_TO DO_:
Copy out all the entries word for word.

Dataset entries:

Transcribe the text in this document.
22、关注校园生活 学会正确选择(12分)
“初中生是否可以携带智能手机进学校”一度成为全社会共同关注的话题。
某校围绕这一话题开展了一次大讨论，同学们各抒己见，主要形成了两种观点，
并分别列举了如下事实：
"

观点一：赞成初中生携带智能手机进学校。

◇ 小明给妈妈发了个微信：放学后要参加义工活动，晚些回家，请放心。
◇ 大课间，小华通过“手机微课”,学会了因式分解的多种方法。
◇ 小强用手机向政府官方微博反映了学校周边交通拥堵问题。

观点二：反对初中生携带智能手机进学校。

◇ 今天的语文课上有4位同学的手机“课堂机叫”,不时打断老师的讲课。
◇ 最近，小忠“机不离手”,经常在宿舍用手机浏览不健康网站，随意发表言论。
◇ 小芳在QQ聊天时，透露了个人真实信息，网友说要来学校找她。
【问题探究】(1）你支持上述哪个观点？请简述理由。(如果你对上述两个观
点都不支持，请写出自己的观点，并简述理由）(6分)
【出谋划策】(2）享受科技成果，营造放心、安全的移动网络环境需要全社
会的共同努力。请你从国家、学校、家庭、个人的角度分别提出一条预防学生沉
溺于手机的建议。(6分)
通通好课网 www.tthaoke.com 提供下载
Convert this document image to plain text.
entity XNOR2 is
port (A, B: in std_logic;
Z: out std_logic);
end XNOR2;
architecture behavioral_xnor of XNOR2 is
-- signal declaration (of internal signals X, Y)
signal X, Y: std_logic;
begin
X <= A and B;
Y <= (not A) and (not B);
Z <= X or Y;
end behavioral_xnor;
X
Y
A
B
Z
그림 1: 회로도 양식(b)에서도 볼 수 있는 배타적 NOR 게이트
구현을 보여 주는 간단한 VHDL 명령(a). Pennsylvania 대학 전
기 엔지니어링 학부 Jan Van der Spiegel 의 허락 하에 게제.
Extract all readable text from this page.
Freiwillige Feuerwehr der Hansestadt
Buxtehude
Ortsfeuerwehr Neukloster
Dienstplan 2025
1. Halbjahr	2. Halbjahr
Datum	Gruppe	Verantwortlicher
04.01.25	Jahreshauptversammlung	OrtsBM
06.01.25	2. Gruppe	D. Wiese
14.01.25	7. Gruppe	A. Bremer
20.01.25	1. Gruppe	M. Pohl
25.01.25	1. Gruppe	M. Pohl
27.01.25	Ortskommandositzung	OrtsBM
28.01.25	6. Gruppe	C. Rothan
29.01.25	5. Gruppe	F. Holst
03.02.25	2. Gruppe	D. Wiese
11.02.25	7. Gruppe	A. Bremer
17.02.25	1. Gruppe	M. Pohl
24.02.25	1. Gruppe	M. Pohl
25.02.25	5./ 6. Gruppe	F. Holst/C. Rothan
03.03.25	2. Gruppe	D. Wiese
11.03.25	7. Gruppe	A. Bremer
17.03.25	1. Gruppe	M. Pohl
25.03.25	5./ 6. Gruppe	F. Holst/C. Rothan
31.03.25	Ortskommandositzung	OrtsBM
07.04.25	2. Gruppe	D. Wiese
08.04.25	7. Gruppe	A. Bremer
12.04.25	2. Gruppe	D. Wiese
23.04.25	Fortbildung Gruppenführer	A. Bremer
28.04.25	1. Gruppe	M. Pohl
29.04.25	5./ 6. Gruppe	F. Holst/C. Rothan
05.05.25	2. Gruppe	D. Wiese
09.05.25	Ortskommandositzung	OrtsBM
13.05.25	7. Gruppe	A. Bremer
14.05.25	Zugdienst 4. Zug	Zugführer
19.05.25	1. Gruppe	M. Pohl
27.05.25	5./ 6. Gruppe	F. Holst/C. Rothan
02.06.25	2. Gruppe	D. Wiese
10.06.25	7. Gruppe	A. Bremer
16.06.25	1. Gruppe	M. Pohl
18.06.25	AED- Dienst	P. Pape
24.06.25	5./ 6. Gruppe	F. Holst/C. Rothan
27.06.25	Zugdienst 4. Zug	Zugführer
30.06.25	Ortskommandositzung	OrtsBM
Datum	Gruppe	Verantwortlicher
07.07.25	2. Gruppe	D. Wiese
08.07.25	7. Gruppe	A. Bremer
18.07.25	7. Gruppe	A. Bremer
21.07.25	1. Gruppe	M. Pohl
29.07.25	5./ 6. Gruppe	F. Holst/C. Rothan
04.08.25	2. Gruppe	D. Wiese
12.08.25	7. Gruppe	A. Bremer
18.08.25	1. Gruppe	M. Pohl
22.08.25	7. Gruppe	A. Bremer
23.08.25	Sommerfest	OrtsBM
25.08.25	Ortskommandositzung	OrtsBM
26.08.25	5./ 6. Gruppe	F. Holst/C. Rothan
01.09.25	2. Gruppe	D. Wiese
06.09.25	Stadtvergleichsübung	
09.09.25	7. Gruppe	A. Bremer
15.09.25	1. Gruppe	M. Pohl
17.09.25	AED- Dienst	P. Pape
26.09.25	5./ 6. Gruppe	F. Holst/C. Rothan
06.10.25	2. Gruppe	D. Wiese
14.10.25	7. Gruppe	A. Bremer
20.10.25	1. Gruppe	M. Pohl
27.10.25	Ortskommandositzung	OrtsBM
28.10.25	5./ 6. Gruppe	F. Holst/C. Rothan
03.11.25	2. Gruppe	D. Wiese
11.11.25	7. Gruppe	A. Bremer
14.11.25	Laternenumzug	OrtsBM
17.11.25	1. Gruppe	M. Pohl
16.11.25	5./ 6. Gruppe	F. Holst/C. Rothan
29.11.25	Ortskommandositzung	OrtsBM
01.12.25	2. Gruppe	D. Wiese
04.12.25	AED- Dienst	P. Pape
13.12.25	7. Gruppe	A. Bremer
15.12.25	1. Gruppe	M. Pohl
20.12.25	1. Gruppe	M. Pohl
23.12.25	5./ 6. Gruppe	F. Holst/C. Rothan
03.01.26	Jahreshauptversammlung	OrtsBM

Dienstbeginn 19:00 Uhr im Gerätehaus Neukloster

_TASK OUTPUT_:
Transcribe the text in this document.
22、关注校园生活 学会正确选择(12分)
“初中生是否可以携带智能手机进学校”一度成为全社会共同关注的话题。
某校围绕这一话题开展了一次大讨论，同学们各抒己见，主要形成了两种观点，
并分别列举了如下事实：
"

观点一：赞成初中生携带智能手机进学校。

◇ 小明给妈妈发了个微信：放学后要参加义工活动，晚些回家，请放心。
◇ 大课间，小华通过“手机微课”,学会了因式分解的多种方法。
◇ 小强用手机向政府官方微博反映了学校周边交通拥堵问题。

观点二：反对初中生携带智能手机进学校。

◇ 今天的语文课上有4位同学的手机“课堂机叫”,不时打断老师的讲课。
◇ 最近，小忠“机不离手”,经常在宿舍用手机浏览不健康网站，随意发表言论。
◇ 小芳在QQ聊天时，透露了个人真实信息，网友说要来学校找她。
【问题探究】(1）你支持上述哪个观点？请简述理由。(如果你对上述两个观
点都不支持，请写出自己的观点，并简述理由）(6分)
【出谋划策】(2）享受科技成果，营造放心、安全的移动网络环境需要全社
会的共同努力。请你从国家、学校、家庭、个人的角度分别提出一条预防学生沉
溺于手机的建议。(6分)
通通好课网 www.tthaoke.com 提供下载
Convert this document image to plain text.
entity XNOR2 is
port (A, B: in std_logic;
Z: out std_logic);
end XNOR2;
architecture behavioral_xnor of XNOR2 is
-- signal declaration (of internal signals X, Y)
signal X, Y: std_logic;
begin
X <= A and B;
Y <= (not A) and (not B);
Z <= X or Y;
end behavioral_xnor;
X
Y
A
B
Z
그림 1: 회로도 양식(b)에서도 볼 수 있는 배타적 NOR 게이트
구현을 보여 주는 간단한 VHDL 명령(a). Pennsylvania 대학 전
기 엔지니어링 학부 Jan Van der Spiegel 의 허락 하에 게제.
Extract all readable text from this page.
Freiwillige Feuerwehr der Hansestadt
Buxtehude
Ortsfeuerwehr Neukloster
Dienstplan 2025
1. Halbjahr	2. Halbjahr
Datum	Gruppe	Verantwortlicher
04.01.25	Jahreshauptversammlung	OrtsBM
06.01.25	2. Gruppe	D. Wiese
14.01.25	7. Gruppe	A. Bremer
20.01.25	1. Gruppe	M. Pohl
25.01.25	1. Gruppe	M. Pohl
27.01.25	Ortskommandositzung	OrtsBM
28.01.25	6. Gruppe	C. Rothan
29.01.25	5. Gruppe	F. Holst
03.02.25	2. Gruppe	D. Wiese
11.02.25	7. Gruppe	A. Bremer
17.02.25	1. Gruppe	M. Pohl
24.02.25	1. Gruppe	M. Pohl
25.02.25	5./ 6. Gruppe	F. Holst/C. Rothan
03.03.25	2. Gruppe	D. Wiese
11.03.25	7. Gruppe	A. Bremer
17.03.25	1. Gruppe	M. Pohl
25.03.25	5./ 6. Gruppe	F. Holst/C. Rothan
31.03.25	Ortskommandositzung	OrtsBM
07.04.25	2. Gruppe	D. Wiese
08.04.25	7. Gruppe	A. Bremer
12.04.25	2. Gruppe	D. Wiese
23.04.25	Fortbildung Gruppenführer	A. Bremer
28.04.25	1. Gruppe	M. Pohl
29.04.25	5./ 6. Gruppe	F. Holst/C. Rothan
05.05.25	2. Gruppe	D. Wiese
09.05.25	Ortskommandositzung	OrtsBM
13.05.25	7. Gruppe	A. Bremer
14.05.25	Zugdienst 4. Zug	Zugführer
19.05.25	1. Gruppe	M. Pohl
27.05.25	5./ 6. Gruppe	F. Holst/C. Rothan
02.06.25	2. Gruppe	D. Wiese
10.06.25	7. Gruppe	A. Bremer
16.06.25	1. Gruppe	M. Pohl
18.06.25	AED- Dienst	P. Pape
24.06.25	5./ 6. Gruppe	F. Holst/C. Rothan
27.06.25	Zugdienst 4. Zug	Zugführer
30.06.25	Ortskommandositzung	OrtsBM
Datum	Gruppe	Verantwortlicher
07.07.25	2. Gruppe	D. Wiese
08.07.25	7. Gruppe	A. Bremer
18.07.25	7. Gruppe	A. Bremer
21.07.25	1. Gruppe	M. Pohl
29.07.25	5./ 6. Gruppe	F. Holst/C. Rothan
04.08.25	2. Gruppe	D. Wiese
12.08.25	7. Gruppe	A. Bremer
18.08.25	1. Gruppe	M. Pohl
22.08.25	7. Gruppe	A. Bremer
23.08.25	Sommerfest	OrtsBM
25.08.25	Ortskommandositzung	OrtsBM
26.08.25	5./ 6. Gruppe	F. Holst/C. Rothan
01.09.25	2. Gruppe	D. Wiese
06.09.25	Stadtvergleichsübung	
09.09.25	7. Gruppe	A. Bremer
15.09.25	1. Gruppe	M. Pohl
17.09.25	AED- Dienst	P. Pape
26.09.25	5./ 6. Gruppe	F. Holst/C. Rothan
06.10.25	2. Gruppe	D. Wiese
14.10.25	7. Gruppe	A. Bremer
20.10.25	1. Gruppe	M. Pohl
27.10.25	Ortskommandositzung	OrtsBM
28.10.25	5./ 6. Gruppe	F. Holst/C. Rothan
03.11.25	2. Gruppe	D. Wiese
11.11.25	7. Gruppe	A. Bremer
14.11.25	Laternenumzug	OrtsBM
17.11.25	1. Gruppe	M. Pohl
16.11.25	5./ 6. Gruppe	F. Holst/C. Rothan
29.11.25	Ortskommandositzung	OrtsBM
01.12.25	2. Gruppe	D. Wiese
04.12.25	AED- Dienst	P. Pape
13.12.25	7. Gruppe	A. Bremer
15.12.25	1. Gruppe	M. Pohl
20.12.25	1. Gruppe	M. Pohl
23.12.25	5./ 6. Gruppe	F. Holst/C. Rothan
03.01.26	Jahreshauptversammlung	OrtsBM

Dienstbeginn 19:00 Uhr im Gerätehaus Neukloster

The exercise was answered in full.